----- RECORD EXCERPTS

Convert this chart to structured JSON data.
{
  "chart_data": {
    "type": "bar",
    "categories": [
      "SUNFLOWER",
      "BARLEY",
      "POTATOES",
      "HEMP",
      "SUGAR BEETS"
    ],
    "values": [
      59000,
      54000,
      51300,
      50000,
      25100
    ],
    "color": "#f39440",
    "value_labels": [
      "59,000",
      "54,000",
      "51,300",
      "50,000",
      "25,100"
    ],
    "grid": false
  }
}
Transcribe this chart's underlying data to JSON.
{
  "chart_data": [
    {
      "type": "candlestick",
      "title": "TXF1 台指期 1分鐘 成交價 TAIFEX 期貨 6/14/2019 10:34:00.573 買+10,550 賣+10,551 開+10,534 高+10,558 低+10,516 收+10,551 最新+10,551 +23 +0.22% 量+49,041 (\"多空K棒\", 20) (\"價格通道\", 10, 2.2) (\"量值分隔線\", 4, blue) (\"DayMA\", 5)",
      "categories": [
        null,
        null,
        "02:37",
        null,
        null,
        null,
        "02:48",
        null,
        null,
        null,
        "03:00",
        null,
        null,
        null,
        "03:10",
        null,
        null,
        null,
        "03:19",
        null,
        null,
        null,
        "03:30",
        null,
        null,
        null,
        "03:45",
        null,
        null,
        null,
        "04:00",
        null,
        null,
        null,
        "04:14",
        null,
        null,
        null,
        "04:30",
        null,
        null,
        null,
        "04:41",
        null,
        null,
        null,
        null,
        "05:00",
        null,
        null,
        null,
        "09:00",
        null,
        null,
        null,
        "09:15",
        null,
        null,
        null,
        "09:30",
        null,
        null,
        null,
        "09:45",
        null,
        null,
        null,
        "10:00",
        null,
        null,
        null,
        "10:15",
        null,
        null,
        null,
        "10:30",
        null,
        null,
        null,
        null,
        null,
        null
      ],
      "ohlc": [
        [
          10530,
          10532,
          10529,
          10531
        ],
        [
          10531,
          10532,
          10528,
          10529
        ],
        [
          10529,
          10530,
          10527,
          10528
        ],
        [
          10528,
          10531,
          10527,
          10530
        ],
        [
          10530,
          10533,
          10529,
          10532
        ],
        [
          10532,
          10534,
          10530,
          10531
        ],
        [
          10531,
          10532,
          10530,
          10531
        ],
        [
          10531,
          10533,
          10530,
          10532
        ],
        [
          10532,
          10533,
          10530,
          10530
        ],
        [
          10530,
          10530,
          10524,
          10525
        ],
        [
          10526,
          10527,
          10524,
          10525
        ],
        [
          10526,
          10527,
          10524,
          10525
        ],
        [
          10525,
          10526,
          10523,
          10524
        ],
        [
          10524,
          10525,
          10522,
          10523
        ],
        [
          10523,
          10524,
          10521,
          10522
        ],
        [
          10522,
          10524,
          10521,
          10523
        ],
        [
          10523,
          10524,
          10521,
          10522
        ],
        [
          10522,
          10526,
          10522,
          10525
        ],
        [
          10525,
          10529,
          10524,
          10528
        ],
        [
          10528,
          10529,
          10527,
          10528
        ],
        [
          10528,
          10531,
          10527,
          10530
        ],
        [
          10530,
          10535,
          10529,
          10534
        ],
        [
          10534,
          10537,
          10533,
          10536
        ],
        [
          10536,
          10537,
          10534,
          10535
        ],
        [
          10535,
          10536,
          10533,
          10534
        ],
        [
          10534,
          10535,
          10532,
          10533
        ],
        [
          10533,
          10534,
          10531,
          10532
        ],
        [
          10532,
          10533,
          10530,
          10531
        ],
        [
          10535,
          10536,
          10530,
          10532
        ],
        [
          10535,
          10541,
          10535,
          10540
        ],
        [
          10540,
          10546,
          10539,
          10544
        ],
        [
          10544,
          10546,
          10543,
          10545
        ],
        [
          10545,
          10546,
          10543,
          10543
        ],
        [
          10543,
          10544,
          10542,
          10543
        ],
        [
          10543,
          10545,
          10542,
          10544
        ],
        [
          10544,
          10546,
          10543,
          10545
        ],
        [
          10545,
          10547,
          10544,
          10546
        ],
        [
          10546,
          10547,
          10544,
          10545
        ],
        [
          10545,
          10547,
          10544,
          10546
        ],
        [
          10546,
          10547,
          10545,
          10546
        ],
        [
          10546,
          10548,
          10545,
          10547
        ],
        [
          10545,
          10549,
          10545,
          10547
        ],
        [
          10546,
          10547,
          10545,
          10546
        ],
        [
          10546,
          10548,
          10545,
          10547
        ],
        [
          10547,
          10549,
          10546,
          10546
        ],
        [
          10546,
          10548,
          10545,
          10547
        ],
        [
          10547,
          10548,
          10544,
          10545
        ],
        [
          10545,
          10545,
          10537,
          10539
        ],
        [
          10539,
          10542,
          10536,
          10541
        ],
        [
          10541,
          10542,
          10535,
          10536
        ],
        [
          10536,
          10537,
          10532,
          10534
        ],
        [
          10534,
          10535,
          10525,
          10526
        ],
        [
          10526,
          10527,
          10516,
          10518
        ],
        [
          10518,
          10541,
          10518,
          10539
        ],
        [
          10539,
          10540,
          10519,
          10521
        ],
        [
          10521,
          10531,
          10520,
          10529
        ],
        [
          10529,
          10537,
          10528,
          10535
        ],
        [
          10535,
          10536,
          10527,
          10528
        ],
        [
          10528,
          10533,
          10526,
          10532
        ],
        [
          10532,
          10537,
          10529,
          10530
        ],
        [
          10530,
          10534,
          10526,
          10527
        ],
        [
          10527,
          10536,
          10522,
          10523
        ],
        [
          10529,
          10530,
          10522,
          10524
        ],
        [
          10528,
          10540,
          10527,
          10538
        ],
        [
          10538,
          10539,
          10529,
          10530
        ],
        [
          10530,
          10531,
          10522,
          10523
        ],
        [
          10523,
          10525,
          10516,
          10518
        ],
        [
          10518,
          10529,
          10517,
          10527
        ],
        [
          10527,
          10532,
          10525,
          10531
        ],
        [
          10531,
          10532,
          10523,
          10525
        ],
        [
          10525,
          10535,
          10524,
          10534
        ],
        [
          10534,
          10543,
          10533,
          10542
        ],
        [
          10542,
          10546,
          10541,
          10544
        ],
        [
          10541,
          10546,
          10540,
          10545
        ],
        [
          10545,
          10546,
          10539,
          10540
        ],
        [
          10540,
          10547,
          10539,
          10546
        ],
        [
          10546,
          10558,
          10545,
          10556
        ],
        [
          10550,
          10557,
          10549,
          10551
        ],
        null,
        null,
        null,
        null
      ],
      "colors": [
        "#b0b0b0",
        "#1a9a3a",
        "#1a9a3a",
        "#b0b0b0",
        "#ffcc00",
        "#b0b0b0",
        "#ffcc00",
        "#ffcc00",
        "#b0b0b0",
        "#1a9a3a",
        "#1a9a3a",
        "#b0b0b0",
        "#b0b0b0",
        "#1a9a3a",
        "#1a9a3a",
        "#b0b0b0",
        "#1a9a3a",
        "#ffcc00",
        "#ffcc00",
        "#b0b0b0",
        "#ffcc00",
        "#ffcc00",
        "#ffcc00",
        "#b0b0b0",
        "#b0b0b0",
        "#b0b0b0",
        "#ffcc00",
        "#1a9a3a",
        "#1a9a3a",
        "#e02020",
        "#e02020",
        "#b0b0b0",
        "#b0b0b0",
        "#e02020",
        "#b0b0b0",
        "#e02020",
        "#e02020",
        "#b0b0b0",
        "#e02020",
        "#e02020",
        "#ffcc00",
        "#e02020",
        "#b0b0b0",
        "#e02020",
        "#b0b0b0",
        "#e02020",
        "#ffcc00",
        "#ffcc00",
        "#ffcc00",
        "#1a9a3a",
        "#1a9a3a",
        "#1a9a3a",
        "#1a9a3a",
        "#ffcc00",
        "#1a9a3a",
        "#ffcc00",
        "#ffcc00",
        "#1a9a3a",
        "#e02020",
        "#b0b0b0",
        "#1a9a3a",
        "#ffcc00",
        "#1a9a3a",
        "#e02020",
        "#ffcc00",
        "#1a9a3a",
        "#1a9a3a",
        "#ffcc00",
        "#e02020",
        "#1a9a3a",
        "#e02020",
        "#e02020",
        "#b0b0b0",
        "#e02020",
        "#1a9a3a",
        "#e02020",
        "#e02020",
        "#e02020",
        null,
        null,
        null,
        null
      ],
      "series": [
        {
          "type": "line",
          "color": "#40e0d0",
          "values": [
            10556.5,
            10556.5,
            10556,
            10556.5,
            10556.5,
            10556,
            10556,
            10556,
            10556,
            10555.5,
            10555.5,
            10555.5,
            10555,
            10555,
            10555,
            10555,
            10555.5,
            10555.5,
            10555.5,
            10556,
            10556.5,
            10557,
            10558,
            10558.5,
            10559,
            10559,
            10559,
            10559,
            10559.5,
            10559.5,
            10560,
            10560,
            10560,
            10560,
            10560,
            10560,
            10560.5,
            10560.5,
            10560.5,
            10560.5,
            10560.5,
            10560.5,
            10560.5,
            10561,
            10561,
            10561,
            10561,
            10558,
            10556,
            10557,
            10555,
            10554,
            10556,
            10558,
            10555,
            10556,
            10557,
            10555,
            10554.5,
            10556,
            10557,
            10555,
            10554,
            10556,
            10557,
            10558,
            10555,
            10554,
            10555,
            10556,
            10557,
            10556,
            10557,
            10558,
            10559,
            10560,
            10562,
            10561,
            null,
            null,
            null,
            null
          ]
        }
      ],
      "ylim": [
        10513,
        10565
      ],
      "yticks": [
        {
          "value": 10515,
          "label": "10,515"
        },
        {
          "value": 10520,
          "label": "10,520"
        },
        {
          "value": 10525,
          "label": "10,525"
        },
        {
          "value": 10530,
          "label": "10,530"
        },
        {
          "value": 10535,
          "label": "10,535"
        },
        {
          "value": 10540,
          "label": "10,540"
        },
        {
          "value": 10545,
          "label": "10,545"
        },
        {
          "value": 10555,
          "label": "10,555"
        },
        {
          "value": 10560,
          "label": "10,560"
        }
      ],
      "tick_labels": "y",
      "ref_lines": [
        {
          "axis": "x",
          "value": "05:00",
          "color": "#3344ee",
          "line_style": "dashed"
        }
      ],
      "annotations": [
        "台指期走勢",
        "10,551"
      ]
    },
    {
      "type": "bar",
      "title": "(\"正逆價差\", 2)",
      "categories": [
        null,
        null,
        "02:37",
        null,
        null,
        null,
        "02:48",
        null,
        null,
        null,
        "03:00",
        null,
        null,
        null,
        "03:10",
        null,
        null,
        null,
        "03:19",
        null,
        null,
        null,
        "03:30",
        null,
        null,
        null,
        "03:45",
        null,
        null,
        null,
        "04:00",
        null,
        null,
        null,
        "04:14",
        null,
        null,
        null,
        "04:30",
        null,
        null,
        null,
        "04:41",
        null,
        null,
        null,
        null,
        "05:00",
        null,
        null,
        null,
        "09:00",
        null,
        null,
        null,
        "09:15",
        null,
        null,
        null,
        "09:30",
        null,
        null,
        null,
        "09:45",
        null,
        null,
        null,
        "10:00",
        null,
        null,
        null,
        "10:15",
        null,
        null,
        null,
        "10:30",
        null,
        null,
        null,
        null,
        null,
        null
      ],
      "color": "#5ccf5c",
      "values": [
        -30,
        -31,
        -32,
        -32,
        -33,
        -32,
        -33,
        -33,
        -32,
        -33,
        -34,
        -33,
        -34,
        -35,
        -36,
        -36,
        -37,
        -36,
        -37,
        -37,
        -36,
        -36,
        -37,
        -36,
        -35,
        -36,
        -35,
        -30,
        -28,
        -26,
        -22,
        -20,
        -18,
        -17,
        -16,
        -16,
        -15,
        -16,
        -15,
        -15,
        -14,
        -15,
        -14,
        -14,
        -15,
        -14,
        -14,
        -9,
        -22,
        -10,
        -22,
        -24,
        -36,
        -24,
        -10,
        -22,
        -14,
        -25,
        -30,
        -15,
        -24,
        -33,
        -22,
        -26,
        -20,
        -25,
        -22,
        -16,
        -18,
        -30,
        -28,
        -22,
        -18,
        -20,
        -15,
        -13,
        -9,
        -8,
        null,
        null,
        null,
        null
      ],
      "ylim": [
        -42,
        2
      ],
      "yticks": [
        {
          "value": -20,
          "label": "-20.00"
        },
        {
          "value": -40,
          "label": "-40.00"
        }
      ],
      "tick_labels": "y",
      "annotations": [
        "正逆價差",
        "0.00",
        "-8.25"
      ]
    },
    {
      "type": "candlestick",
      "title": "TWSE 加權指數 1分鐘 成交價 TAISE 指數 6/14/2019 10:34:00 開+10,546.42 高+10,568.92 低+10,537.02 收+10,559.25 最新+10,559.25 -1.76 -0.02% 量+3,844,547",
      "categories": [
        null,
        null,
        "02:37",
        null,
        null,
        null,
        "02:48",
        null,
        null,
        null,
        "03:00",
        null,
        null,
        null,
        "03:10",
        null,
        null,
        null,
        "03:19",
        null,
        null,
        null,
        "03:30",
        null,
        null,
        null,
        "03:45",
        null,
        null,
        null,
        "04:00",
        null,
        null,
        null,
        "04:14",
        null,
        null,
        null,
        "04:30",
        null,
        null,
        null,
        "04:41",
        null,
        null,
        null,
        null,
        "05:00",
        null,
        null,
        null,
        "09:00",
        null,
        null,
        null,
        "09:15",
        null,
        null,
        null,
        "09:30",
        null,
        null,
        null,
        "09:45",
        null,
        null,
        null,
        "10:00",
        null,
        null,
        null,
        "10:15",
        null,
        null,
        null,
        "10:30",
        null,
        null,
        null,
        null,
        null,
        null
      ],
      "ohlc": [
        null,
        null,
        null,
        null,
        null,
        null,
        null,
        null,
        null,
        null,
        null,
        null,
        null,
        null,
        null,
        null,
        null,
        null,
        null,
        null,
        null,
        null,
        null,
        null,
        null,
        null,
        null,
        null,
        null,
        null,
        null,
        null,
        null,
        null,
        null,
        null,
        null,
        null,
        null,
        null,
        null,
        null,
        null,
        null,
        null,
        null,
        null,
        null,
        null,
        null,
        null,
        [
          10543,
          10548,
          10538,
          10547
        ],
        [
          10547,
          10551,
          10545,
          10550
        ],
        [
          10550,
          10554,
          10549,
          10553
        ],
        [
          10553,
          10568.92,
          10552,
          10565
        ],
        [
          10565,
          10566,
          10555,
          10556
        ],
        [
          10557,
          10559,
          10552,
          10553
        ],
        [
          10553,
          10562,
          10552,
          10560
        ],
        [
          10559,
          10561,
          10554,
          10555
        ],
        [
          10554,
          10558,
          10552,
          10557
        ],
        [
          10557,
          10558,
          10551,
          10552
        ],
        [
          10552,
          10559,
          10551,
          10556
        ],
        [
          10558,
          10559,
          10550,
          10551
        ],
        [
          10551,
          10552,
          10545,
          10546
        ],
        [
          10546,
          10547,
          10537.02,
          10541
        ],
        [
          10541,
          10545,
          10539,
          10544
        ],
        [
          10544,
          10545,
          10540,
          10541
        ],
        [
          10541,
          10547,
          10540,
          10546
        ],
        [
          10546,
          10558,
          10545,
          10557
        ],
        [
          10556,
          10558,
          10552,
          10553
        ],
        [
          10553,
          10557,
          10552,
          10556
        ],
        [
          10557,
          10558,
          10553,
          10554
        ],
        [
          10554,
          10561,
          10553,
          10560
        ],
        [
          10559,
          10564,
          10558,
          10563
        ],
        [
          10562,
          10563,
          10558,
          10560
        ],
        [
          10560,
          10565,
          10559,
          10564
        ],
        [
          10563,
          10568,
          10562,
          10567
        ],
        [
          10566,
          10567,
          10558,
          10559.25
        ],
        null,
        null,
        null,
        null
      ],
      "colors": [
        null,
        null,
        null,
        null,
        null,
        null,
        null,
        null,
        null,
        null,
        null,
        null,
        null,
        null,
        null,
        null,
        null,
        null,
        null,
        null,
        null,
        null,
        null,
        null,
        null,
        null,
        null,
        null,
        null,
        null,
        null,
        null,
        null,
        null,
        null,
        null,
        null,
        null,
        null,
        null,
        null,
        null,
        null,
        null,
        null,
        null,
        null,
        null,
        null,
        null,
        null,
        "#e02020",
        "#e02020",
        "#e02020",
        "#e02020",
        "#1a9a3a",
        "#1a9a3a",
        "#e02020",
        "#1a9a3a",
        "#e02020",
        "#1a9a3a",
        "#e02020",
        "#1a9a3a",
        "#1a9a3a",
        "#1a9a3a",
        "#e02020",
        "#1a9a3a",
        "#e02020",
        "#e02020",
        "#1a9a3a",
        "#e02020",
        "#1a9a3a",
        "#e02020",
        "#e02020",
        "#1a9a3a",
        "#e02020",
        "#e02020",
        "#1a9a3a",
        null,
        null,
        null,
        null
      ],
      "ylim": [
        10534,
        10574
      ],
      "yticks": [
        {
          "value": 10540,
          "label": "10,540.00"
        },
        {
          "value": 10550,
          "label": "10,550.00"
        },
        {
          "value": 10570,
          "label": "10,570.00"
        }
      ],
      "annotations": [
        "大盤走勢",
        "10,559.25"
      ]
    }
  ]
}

----------

### TASK DETAILS
Copy down every line of the material above that includes the string "type".

### SOLUTION
    "type": "bar",
      "type": "candlestick",
          "type": "line",
      "type": "bar",
      "type": "candlestick",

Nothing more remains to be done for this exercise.